-------- Textauszug --------
Die Dortmunder Polizei durchsuchte das Kulturzentrum Langer August

Keine Zeit zum Anklopfen

Im Juli durchsuchten Beamte des Landeskriminalamtes und der Bereitschaftspolizei das Kulturzentrum Langer August in Dortmund. Was anmutete wie eine Razzia gegen Terroristen, war eine Suche nach gestohlenen Daten.

­Gegen Abend fuhren Einsatzkräfte vor dem Kulturzentrum Langer August in der Dortmunder Nordstadt vor. Ihr Ziel war der Wissenschaftsladen im dritten Stock. Im Gepäck hatten sie einen Durch­suchungsbeschluss des Amtsgerichts Köln: Unbekannte hätten die IT-Systeme der französischen Firma Ingérop an­gegriffen und Daten des Projekts Cigéo, französischer Gefängnisse, der Straßenbahn in Barcelona und des Atomkraftwerks Fessenheim auf der Seite bure.systemausfall.org veröffentlicht; die Seite sei auf einem Server verortet ­worden, der im Wissenschaftsladen Dortmund betrieben wird. Bei Cigéo handelt es sich um ein umstrittenes im Enstehen begriffenes Endlager für atomaren Abfall. Nahe dem Ort Bure sollen die Abfälle in tiefen Gesteinsschichten gelagert werden. Dagegen protestieren Umweltschützer und Umweltschützerinnen.
-------- Einträge --------
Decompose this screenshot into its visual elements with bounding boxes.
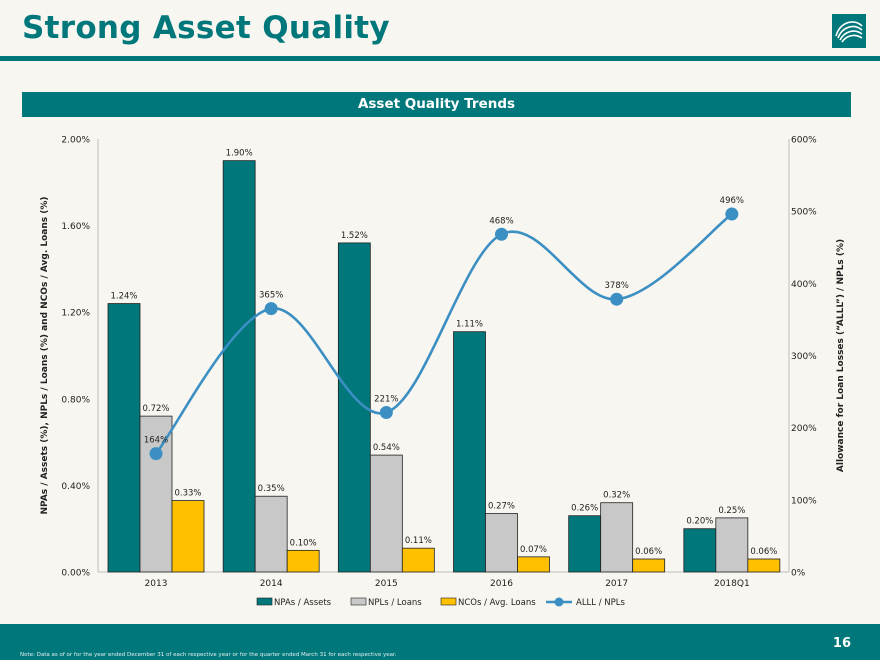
bar-data-label: 0.54% — [373, 443, 400, 453]
bar-data-label: 1.52% — [341, 231, 368, 241]
bar-npas-assets — [453, 331, 486, 573]
line-data-label: 164% — [144, 436, 168, 446]
x-tick-label: 2013 — [145, 579, 168, 589]
bar-data-label: 0.06% — [635, 547, 662, 557]
bar-data-label: 0.06% — [750, 547, 777, 557]
y-tick-label: 0.00% — [61, 569, 90, 579]
bar-data-label: 0.35% — [258, 484, 285, 494]
bar-data-label: 1.11% — [456, 320, 483, 330]
bar-ncos-avg-loans — [171, 500, 205, 573]
y-tick-label: 1.60% — [61, 222, 90, 232]
footer-bar — [0, 624, 880, 660]
legend-swatch — [350, 597, 367, 606]
bar-data-label: 1.24% — [110, 292, 137, 302]
y-tick-label: 0.40% — [61, 482, 90, 492]
line-data-label: 468% — [489, 216, 513, 226]
title-rule — [0, 56, 880, 61]
bar-data-label: 1.90% — [226, 149, 253, 159]
legend-swatch — [256, 597, 273, 606]
page-title: Strong Asset Quality — [22, 10, 390, 46]
legend-swatch-point — [554, 597, 564, 607]
bar-npls-loans — [600, 502, 634, 573]
legend-label: NCOs / Avg. Loans — [458, 598, 536, 608]
bar-ncos-avg-loans — [517, 556, 550, 573]
bar-ncos-avg-loans — [286, 549, 320, 573]
alll-npl-point — [264, 302, 278, 316]
footnote: Note: Data as of or for the year ended D… — [20, 652, 397, 658]
bar-npls-loans — [139, 415, 173, 573]
y-tick-label: 1.20% — [61, 309, 90, 319]
x-tick-label: 2017 — [605, 579, 628, 589]
line-data-label: 221% — [374, 395, 398, 405]
legend-swatch — [440, 597, 457, 606]
bar-data-label: 0.33% — [174, 489, 201, 499]
alll-npl-point — [149, 447, 163, 461]
bar-npls-loans — [715, 517, 749, 573]
x-tick-label: 2014 — [260, 579, 283, 589]
y2-tick-label: 200% — [791, 424, 817, 434]
bar-npas-assets — [683, 528, 717, 573]
legend-label: NPLs / Loans — [368, 598, 422, 608]
line-data-label: 378% — [605, 281, 629, 291]
bar-npas-assets — [222, 160, 256, 573]
bar-data-label: 0.72% — [142, 404, 169, 414]
company-logo — [832, 14, 866, 48]
x-tick-label: 2018Q1 — [714, 579, 750, 589]
y2-tick-label: 0% — [791, 569, 806, 579]
bar-data-label: 0.32% — [603, 491, 630, 501]
wave-logo-icon — [835, 21, 863, 43]
y-tick-label: 0.80% — [61, 395, 90, 405]
alll-npl-point — [379, 406, 393, 420]
chart-banner: Asset Quality Trends — [22, 92, 851, 117]
y-axis-title: NPAs / Assets (%), NPLs / Loans (%) and … — [40, 197, 50, 515]
x-tick-label: 2016 — [490, 579, 513, 589]
y2-tick-label: 100% — [791, 496, 817, 506]
y2-axis-title: Allowance for Loan Losses (“ALLL”) / NPL… — [836, 239, 846, 472]
y2-tick-label: 600% — [791, 136, 817, 146]
bar-data-label: 0.10% — [290, 538, 317, 548]
bar-data-label: 0.07% — [520, 545, 547, 555]
y2-tick-label: 400% — [791, 280, 817, 290]
x-tick-label: 2015 — [375, 579, 398, 589]
bar-npls-loans — [485, 513, 518, 573]
asset-quality-chart: 0.00% 0.40% 0.80% 1.20% 1.60% 2.00% 0% 100% 200%… — [40, 136, 846, 609]
line-data-label: 365% — [259, 291, 283, 301]
y2-tick-label: 500% — [791, 208, 817, 218]
bar-npas-assets — [568, 515, 602, 573]
bar-data-label: 0.20% — [686, 517, 713, 527]
alll-npl-point — [610, 292, 624, 306]
bar-npls-loans — [254, 495, 288, 573]
legend-label: NPAs / Assets — [274, 598, 332, 608]
line-data-label: 496% — [720, 196, 744, 206]
bar-data-label: 0.11% — [405, 536, 432, 546]
y-tick-label: 2.00% — [61, 136, 90, 146]
page-number: 16 — [832, 636, 851, 651]
alll-npl-point — [725, 207, 739, 221]
bar-data-label: 0.27% — [488, 502, 515, 512]
y2-tick-label: 300% — [791, 352, 817, 362]
legend-label: ALLL / NPLs — [576, 598, 626, 608]
bar-ncos-avg-loans — [632, 558, 666, 573]
bar-ncos-avg-loans — [401, 547, 435, 573]
bar-data-label: 0.25% — [718, 506, 745, 516]
alll-npl-point — [495, 227, 508, 241]
bar-data-label: 0.26% — [571, 504, 598, 514]
bar-npas-assets — [107, 303, 141, 573]
bar-npls-loans — [369, 454, 403, 573]
bar-ncos-avg-loans — [747, 558, 781, 573]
--------
**Die Aufgabe:** Bearbeite den Textauszug: Gib ihn ab „Im Juli durchsuchten“ bis einschließlich „nach gestohlenen Daten.“ noch einmal wieder und setze dabei „Bundeskriminalamtes“ an die Stelle von „Landeskriminalamtes“.

**Schriftliche Antwort:**
Im Juli durchsuchten Beamte des Bundeskriminalamtes und der Bereitschaftspolizei das Kulturzentrum Langer August in Dortmund. Was anmutete wie eine Razzia gegen Terroristen, war eine Suche nach gestohlenen Daten.